- Problem details -
Copy out every record precisely.

- Record extracts -
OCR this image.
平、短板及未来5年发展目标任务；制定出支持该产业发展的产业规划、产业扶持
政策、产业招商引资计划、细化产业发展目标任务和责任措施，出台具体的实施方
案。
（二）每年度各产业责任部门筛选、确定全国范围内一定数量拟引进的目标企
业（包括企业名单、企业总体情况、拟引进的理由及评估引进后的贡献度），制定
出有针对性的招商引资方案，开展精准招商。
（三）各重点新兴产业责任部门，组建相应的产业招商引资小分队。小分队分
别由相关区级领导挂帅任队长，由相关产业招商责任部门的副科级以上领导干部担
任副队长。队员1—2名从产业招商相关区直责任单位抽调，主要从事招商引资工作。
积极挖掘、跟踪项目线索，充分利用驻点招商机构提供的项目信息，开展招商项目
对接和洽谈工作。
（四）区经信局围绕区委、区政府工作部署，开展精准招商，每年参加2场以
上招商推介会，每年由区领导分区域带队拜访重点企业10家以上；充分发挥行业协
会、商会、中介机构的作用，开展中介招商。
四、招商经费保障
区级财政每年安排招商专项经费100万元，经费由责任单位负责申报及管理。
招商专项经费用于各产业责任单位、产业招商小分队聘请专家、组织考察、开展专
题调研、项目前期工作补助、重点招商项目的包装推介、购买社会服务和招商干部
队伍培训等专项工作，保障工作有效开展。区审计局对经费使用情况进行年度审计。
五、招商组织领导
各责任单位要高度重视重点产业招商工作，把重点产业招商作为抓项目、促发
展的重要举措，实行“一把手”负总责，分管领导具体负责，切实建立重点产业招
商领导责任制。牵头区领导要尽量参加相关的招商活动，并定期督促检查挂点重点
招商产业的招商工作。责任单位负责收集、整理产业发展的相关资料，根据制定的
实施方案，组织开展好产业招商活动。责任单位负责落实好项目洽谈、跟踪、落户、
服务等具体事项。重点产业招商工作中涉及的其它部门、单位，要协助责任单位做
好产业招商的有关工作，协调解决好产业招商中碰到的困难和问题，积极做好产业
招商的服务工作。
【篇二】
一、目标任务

- Exercise solution -
OCR this image.
平、短板及未来5年发展目标任务；制定出支持该产业发展的产业规划、产业扶持
政策、产业招商引资计划、细化产业发展目标任务和责任措施，出台具体的实施方
案。
（二）每年度各产业责任部门筛选、确定全国范围内一定数量拟引进的目标企
业（包括企业名单、企业总体情况、拟引进的理由及评估引进后的贡献度），制定
出有针对性的招商引资方案，开展精准招商。
（三）各重点新兴产业责任部门，组建相应的产业招商引资小分队。小分队分
别由相关区级领导挂帅任队长，由相关产业招商责任部门的副科级以上领导干部担
任副队长。队员1—2名从产业招商相关区直责任单位抽调，主要从事招商引资工作。
积极挖掘、跟踪项目线索，充分利用驻点招商机构提供的项目信息，开展招商项目
对接和洽谈工作。
（四）区经信局围绕区委、区政府工作部署，开展精准招商，每年参加2场以
上招商推介会，每年由区领导分区域带队拜访重点企业10家以上；充分发挥行业协
会、商会、中介机构的作用，开展中介招商。
四、招商经费保障
区级财政每年安排招商专项经费100万元，经费由责任单位负责申报及管理。
招商专项经费用于各产业责任单位、产业招商小分队聘请专家、组织考察、开展专
题调研、项目前期工作补助、重点招商项目的包装推介、购买社会服务和招商干部
队伍培训等专项工作，保障工作有效开展。区审计局对经费使用情况进行年度审计。
五、招商组织领导
各责任单位要高度重视重点产业招商工作，把重点产业招商作为抓项目、促发
展的重要举措，实行“一把手”负总责，分管领导具体负责，切实建立重点产业招
商领导责任制。牵头区领导要尽量参加相关的招商活动，并定期督促检查挂点重点
招商产业的招商工作。责任单位负责收集、整理产业发展的相关资料，根据制定的
实施方案，组织开展好产业招商活动。责任单位负责落实好项目洽谈、跟踪、落户、
服务等具体事项。重点产业招商工作中涉及的其它部门、单位，要协助责任单位做
好产业招商的有关工作，协调解决好产业招商中碰到的困难和问题，积极做好产业
招商的服务工作。
【篇二】
一、目标任务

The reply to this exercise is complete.